◆ WHAT IS REQUIRED: Repeat every record below exactly, leaving out the pictures.

>> BEGIN

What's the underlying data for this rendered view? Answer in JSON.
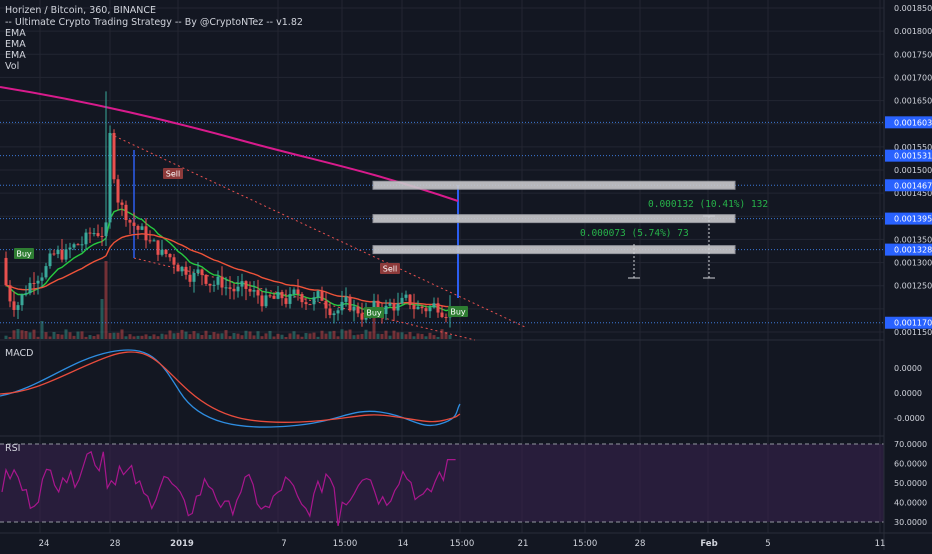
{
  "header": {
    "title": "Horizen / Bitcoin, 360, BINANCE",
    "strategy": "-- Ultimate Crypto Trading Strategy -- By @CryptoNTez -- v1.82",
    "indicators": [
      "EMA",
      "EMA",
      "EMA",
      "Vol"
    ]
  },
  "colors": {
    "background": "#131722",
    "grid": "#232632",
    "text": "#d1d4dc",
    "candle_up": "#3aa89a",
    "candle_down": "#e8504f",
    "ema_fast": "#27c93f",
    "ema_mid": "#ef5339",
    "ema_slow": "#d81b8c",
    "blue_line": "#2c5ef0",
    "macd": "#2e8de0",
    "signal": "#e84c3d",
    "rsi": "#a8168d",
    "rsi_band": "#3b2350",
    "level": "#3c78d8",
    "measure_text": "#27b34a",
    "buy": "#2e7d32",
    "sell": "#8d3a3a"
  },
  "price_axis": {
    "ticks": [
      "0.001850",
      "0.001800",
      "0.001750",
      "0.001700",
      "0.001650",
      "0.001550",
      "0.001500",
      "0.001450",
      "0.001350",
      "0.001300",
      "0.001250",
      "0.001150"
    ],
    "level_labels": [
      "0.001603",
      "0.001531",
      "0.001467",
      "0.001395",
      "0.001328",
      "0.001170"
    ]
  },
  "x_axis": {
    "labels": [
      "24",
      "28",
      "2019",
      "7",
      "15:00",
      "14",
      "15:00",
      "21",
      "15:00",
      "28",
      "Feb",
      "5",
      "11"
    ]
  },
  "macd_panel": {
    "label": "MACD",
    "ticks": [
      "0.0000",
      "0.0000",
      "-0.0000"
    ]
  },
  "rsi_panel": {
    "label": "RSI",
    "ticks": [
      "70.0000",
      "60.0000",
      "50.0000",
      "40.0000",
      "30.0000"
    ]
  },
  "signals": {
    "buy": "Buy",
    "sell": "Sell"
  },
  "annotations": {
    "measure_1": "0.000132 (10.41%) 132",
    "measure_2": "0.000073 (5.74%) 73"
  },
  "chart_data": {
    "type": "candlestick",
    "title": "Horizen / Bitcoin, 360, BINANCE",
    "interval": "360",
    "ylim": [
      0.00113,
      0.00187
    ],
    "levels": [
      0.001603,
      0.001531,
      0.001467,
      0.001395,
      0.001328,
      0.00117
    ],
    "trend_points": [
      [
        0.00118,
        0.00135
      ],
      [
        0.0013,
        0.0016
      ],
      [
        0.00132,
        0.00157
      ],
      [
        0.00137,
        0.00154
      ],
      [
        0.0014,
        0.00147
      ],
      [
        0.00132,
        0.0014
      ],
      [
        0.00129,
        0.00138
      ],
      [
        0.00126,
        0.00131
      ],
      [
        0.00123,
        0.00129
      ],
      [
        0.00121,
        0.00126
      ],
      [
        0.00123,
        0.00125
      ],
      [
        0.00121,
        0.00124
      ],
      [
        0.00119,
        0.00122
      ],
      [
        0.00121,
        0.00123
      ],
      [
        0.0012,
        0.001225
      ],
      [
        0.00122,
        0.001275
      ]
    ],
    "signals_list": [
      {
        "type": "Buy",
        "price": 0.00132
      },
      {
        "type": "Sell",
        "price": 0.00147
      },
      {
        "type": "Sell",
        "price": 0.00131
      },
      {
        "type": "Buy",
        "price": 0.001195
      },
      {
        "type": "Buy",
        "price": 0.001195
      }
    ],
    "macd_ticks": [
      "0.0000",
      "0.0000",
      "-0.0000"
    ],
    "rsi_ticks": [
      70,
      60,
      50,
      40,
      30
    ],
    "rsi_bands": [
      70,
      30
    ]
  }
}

>> END

◆ REPLY TO THE EXERCISE:
What's the underlying data for this rendered view? Answer in JSON.
{
  "header": {
    "title": "Horizen / Bitcoin, 360, BINANCE",
    "strategy": "-- Ultimate Crypto Trading Strategy -- By @CryptoNTez -- v1.82",
    "indicators": [
      "EMA",
      "EMA",
      "EMA",
      "Vol"
    ]
  },
  "colors": {
    "background": "#131722",
    "grid": "#232632",
    "text": "#d1d4dc",
    "candle_up": "#3aa89a",
    "candle_down": "#e8504f",
    "ema_fast": "#27c93f",
    "ema_mid": "#ef5339",
    "ema_slow": "#d81b8c",
    "blue_line": "#2c5ef0",
    "macd": "#2e8de0",
    "signal": "#e84c3d",
    "rsi": "#a8168d",
    "rsi_band": "#3b2350",
    "level": "#3c78d8",
    "measure_text": "#27b34a",
    "buy": "#2e7d32",
    "sell": "#8d3a3a"
  },
  "price_axis": {
    "ticks": [
      "0.001850",
      "0.001800",
      "0.001750",
      "0.001700",
      "0.001650",
      "0.001550",
      "0.001500",
      "0.001450",
      "0.001350",
      "0.001300",
      "0.001250",
      "0.001150"
    ],
    "level_labels": [
      "0.001603",
      "0.001531",
      "0.001467",
      "0.001395",
      "0.001328",
      "0.001170"
    ]
  },
  "x_axis": {
    "labels": [
      "24",
      "28",
      "2019",
      "7",
      "15:00",
      "14",
      "15:00",
      "21",
      "15:00",
      "28",
      "Feb",
      "5",
      "11"
    ]
  },
  "macd_panel": {
    "label": "MACD",
    "ticks": [
      "0.0000",
      "0.0000",
      "-0.0000"
    ]
  },
  "rsi_panel": {
    "label": "RSI",
    "ticks": [
      "70.0000",
      "60.0000",
      "50.0000",
      "40.0000",
      "30.0000"
    ]
  },
  "signals": {
    "buy": "Buy",
    "sell": "Sell"
  },
  "annotations": {
    "measure_1": "0.000132 (10.41%) 132",
    "measure_2": "0.000073 (5.74%) 73"
  },
  "chart_data": {
    "type": "candlestick",
    "title": "Horizen / Bitcoin, 360, BINANCE",
    "interval": "360",
    "ylim": [
      0.00113,
      0.00187
    ],
    "levels": [
      0.001603,
      0.001531,
      0.001467,
      0.001395,
      0.001328,
      0.00117
    ],
    "trend_points": [
      [
        0.00118,
        0.00135
      ],
      [
        0.0013,
        0.0016
      ],
      [
        0.00132,
        0.00157
      ],
      [
        0.00137,
        0.00154
      ],
      [
        0.0014,
        0.00147
      ],
      [
        0.00132,
        0.0014
      ],
      [
        0.00129,
        0.00138
      ],
      [
        0.00126,
        0.00131
      ],
      [
        0.00123,
        0.00129
      ],
      [
        0.00121,
        0.00126
      ],
      [
        0.00123,
        0.00125
      ],
      [
        0.00121,
        0.00124
      ],
      [
        0.00119,
        0.00122
      ],
      [
        0.00121,
        0.00123
      ],
      [
        0.0012,
        0.001225
      ],
      [
        0.00122,
        0.001275
      ]
    ],
    "signals_list": [
      {
        "type": "Buy",
        "price": 0.00132
      },
      {
        "type": "Sell",
        "price": 0.00147
      },
      {
        "type": "Sell",
        "price": 0.00131
      },
      {
        "type": "Buy",
        "price": 0.001195
      },
      {
        "type": "Buy",
        "price": 0.001195
      }
    ],
    "macd_ticks": [
      "0.0000",
      "0.0000",
      "-0.0000"
    ],
    "rsi_ticks": [
      70,
      60,
      50,
      40,
      30
    ],
    "rsi_bands": [
      70,
      30
    ]
  }
}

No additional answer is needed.